:: Exercise brief ::
Emit the data below verbatim, stripping out any pictures.

++++ Extracted entries ++++

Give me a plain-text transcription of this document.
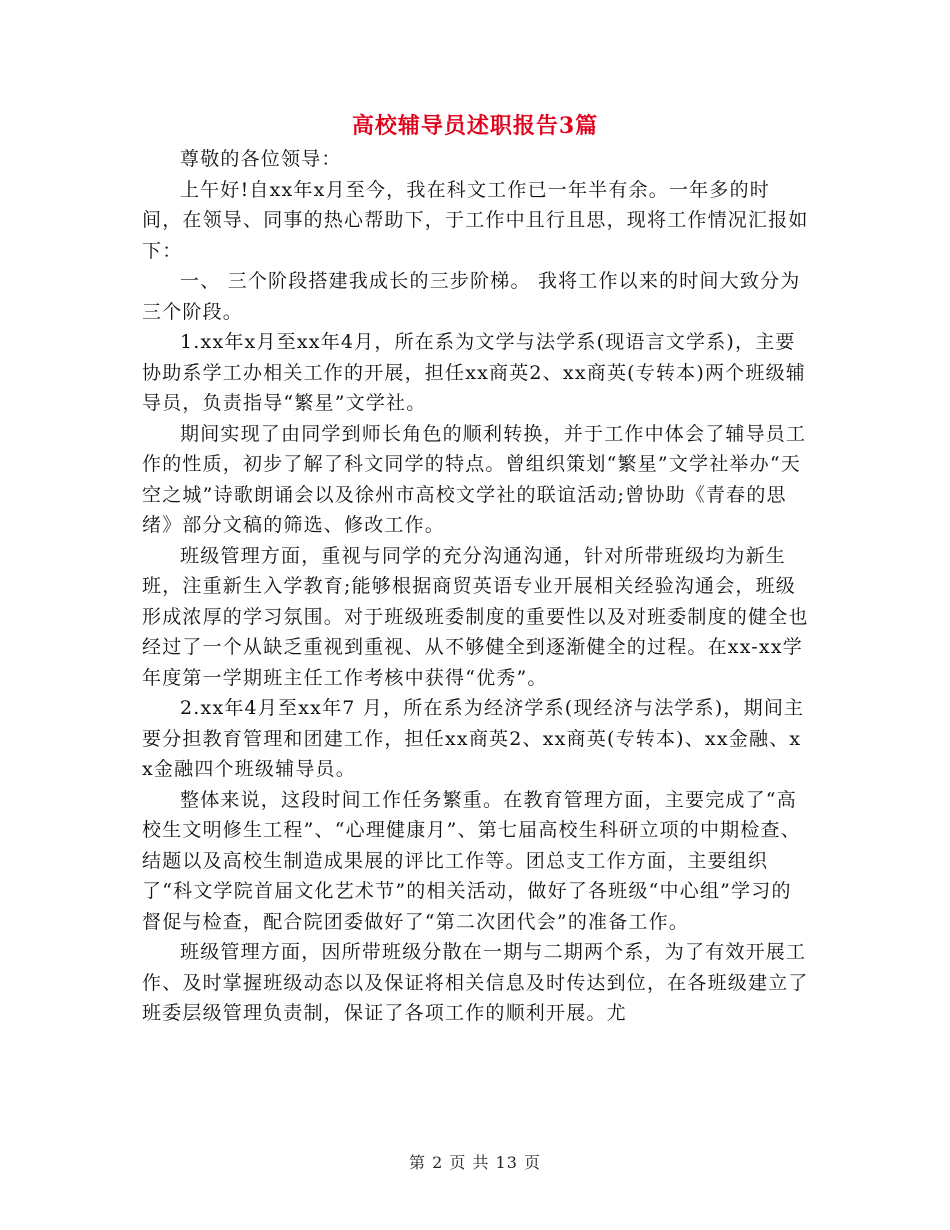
高校辅导员述职报告3篇

尊敬的各位领导：

上午好!自xx年x月至今，我在科文工作已一年半有余。一年多的时间，在领导、同事的热心帮助下，于工作中且行且思，现将工作情况汇报如下：

一、 三个阶段搭建我成长的三步阶梯。 我将工作以来的时间大致分为三个阶段。

1.xx年x月至xx年4月，所在系为文学与法学系(现语言文学系)，主要协助系学工办相关工作的开展，担任xx商英2、xx商英(专转本)两个班级辅导员，负责指导“繁星”文学社。

期间实现了由同学到师长角色的顺利转换，并于工作中体会了辅导员工作的性质，初步了解了科文同学的特点。曾组织策划“繁星”文学社举办“天空之城”诗歌朗诵会以及徐州市高校文学社的联谊活动;曾协助《青春的思绪》部分文稿的筛选、修改工作。

班级管理方面，重视与同学的充分沟通沟通，针对所带班级均为新生班，注重新生入学教育;能够根据商贸英语专业开展相关经验沟通会，班级形成浓厚的学习氛围。对于班级班委制度的重要性以及对班委制度的健全也经过了一个从缺乏重视到重视、从不够健全到逐渐健全的过程。在xx-xx学年度第一学期班主任工作考核中获得“优秀”。

2.xx年4月至xx年7 月，所在系为经济学系(现经济与法学系)，期间主要分担教育管理和团建工作，担任xx商英2、xx商英(专转本)、xx金融、xx金融四个班级辅导员。

整体来说，这段时间工作任务繁重。在教育管理方面，主要完成了“高校生文明修生工程”、“心理健康月”、第七届高校生科研立项的中期检查、结题以及高校生制造成果展的评比工作等。团总支工作方面，主要组织了“科文学院首届文化艺术节”的相关活动，做好了各班级“中心组”学习的督促与检查，配合院团委做好了“第二次团代会”的准备工作。

班级管理方面，因所带班级分散在一期与二期两个系，为了有效开展工作、及时掌握班级动态以及保证将相关信息及时传达到位，在各班级建立了班委层级管理负责制，保证了各项工作的顺利开展。尤

第 2 页 共 13 页
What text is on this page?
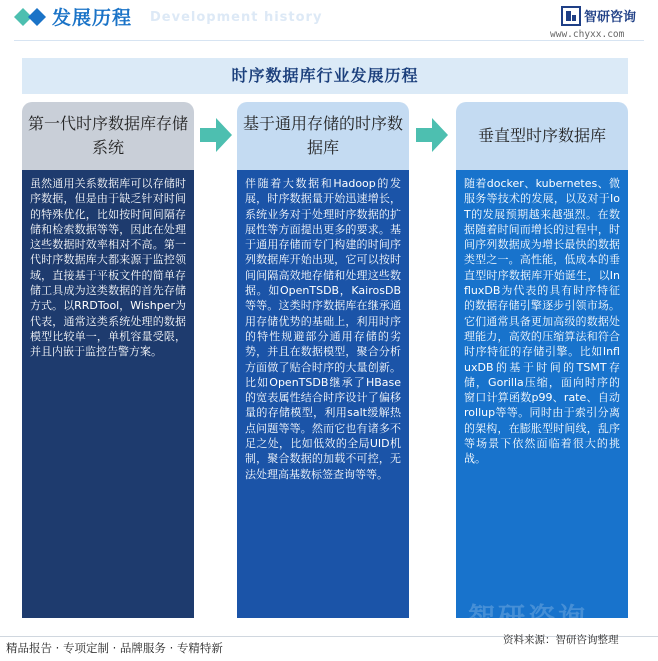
Development history
发展历程	智研咨询
www.chyxx.com
时序数据库行业发展历程
第一代时序数据库存储系统
基于通用存储的时序数据库
垂直型时序数据库
虽然通用关系数据库可以存储时序数据，但是由于缺乏针对时间的特殊优化，比如按时间间隔存储和检索数据等等，因此在处理这些数据时效率相对不高。第一代时序数据库大都来源于监控领域，直接基于平板文件的简单存储工具成为这类数据的首先存储方式。以RRDTool，Wishper为代表，通常这类系统处理的数据模型比较单一，单机容量受限，并且内嵌于监控告警方案。
伴随着大数据和Hadoop的发展，时序数据量开始迅速增长，系统业务对于处理时序数据的扩展性等方面提出更多的要求。基于通用存储而专门构建的时间序列数据库开始出现，它可以按时间间隔高效地存储和处理这些数据。如OpenTSDB，KairosDB等等。这类时序数据库在继承通用存储优势的基础上，利用时序的特性规避部分通用存储的劣势，并且在数据模型，聚合分析方面做了贴合时序的大量创新。比如OpenTSDB继承了HBase的宽表属性结合时序设计了偏移量的存储模型，利用salt缓解热点问题等等。然而它也有诸多不足之处，比如低效的全局UID机制，聚合数据的加载不可控，无法处理高基数标签查询等等。
随着docker、kubernetes、微服务等技术的发展，以及对于IoT的发展预期越来越强烈。在数据随着时间而增长的过程中，时间序列数据成为增长最快的数据类型之一。高性能，低成本的垂直型时序数据库开始诞生，以InfluxDB为代表的具有时序特征的数据存储引擎逐步引领市场。它们通常具备更加高级的数据处理能力，高效的压缩算法和符合时序特征的存储引擎。比如InfluxDB的基于时间的TSMT存储，Gorilla压缩，面向时序的窗口计算函数p99、rate、自动rollup等等。同时由于索引分离的架构，在膨胀型时间线，乱序等场景下依然面临着很大的挑战。
智研咨询
精品报告 · 专项定制 · 品牌服务 · 专精特新
资料来源：智研咨询整理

++++

:: Exercise answer ::
Give me a plain-text transcription of this document.
高校辅导员述职报告3篇

尊敬的各位领导：

上午好!自xx年x月至今，我在科文工作已一年半有余。一年多的时间，在领导、同事的热心帮助下，于工作中且行且思，现将工作情况汇报如下：

一、 三个阶段搭建我成长的三步阶梯。 我将工作以来的时间大致分为三个阶段。

1.xx年x月至xx年4月，所在系为文学与法学系(现语言文学系)，主要协助系学工办相关工作的开展，担任xx商英2、xx商英(专转本)两个班级辅导员，负责指导“繁星”文学社。

期间实现了由同学到师长角色的顺利转换，并于工作中体会了辅导员工作的性质，初步了解了科文同学的特点。曾组织策划“繁星”文学社举办“天空之城”诗歌朗诵会以及徐州市高校文学社的联谊活动;曾协助《青春的思绪》部分文稿的筛选、修改工作。

班级管理方面，重视与同学的充分沟通沟通，针对所带班级均为新生班，注重新生入学教育;能够根据商贸英语专业开展相关经验沟通会，班级形成浓厚的学习氛围。对于班级班委制度的重要性以及对班委制度的健全也经过了一个从缺乏重视到重视、从不够健全到逐渐健全的过程。在xx-xx学年度第一学期班主任工作考核中获得“优秀”。

2.xx年4月至xx年7 月，所在系为经济学系(现经济与法学系)，期间主要分担教育管理和团建工作，担任xx商英2、xx商英(专转本)、xx金融、xx金融四个班级辅导员。

整体来说，这段时间工作任务繁重。在教育管理方面，主要完成了“高校生文明修生工程”、“心理健康月”、第七届高校生科研立项的中期检查、结题以及高校生制造成果展的评比工作等。团总支工作方面，主要组织了“科文学院首届文化艺术节”的相关活动，做好了各班级“中心组”学习的督促与检查，配合院团委做好了“第二次团代会”的准备工作。

班级管理方面，因所带班级分散在一期与二期两个系，为了有效开展工作、及时掌握班级动态以及保证将相关信息及时传达到位，在各班级建立了班委层级管理负责制，保证了各项工作的顺利开展。尤

第 2 页 共 13 页
What text is on this page?
Development history
发展历程	智研咨询
www.chyxx.com
时序数据库行业发展历程
第一代时序数据库存储系统
基于通用存储的时序数据库
垂直型时序数据库
虽然通用关系数据库可以存储时序数据，但是由于缺乏针对时间的特殊优化，比如按时间间隔存储和检索数据等等，因此在处理这些数据时效率相对不高。第一代时序数据库大都来源于监控领域，直接基于平板文件的简单存储工具成为这类数据的首先存储方式。以RRDTool，Wishper为代表，通常这类系统处理的数据模型比较单一，单机容量受限，并且内嵌于监控告警方案。
伴随着大数据和Hadoop的发展，时序数据量开始迅速增长，系统业务对于处理时序数据的扩展性等方面提出更多的要求。基于通用存储而专门构建的时间序列数据库开始出现，它可以按时间间隔高效地存储和处理这些数据。如OpenTSDB，KairosDB等等。这类时序数据库在继承通用存储优势的基础上，利用时序的特性规避部分通用存储的劣势，并且在数据模型，聚合分析方面做了贴合时序的大量创新。比如OpenTSDB继承了HBase的宽表属性结合时序设计了偏移量的存储模型，利用salt缓解热点问题等等。然而它也有诸多不足之处，比如低效的全局UID机制，聚合数据的加载不可控，无法处理高基数标签查询等等。
随着docker、kubernetes、微服务等技术的发展，以及对于IoT的发展预期越来越强烈。在数据随着时间而增长的过程中，时间序列数据成为增长最快的数据类型之一。高性能，低成本的垂直型时序数据库开始诞生，以InfluxDB为代表的具有时序特征的数据存储引擎逐步引领市场。它们通常具备更加高级的数据处理能力，高效的压缩算法和符合时序特征的存储引擎。比如InfluxDB的基于时间的TSMT存储，Gorilla压缩，面向时序的窗口计算函数p99、rate、自动rollup等等。同时由于索引分离的架构，在膨胀型时间线，乱序等场景下依然面临着很大的挑战。
智研咨询
精品报告 · 专项定制 · 品牌服务 · 专精特新
资料来源：智研咨询整理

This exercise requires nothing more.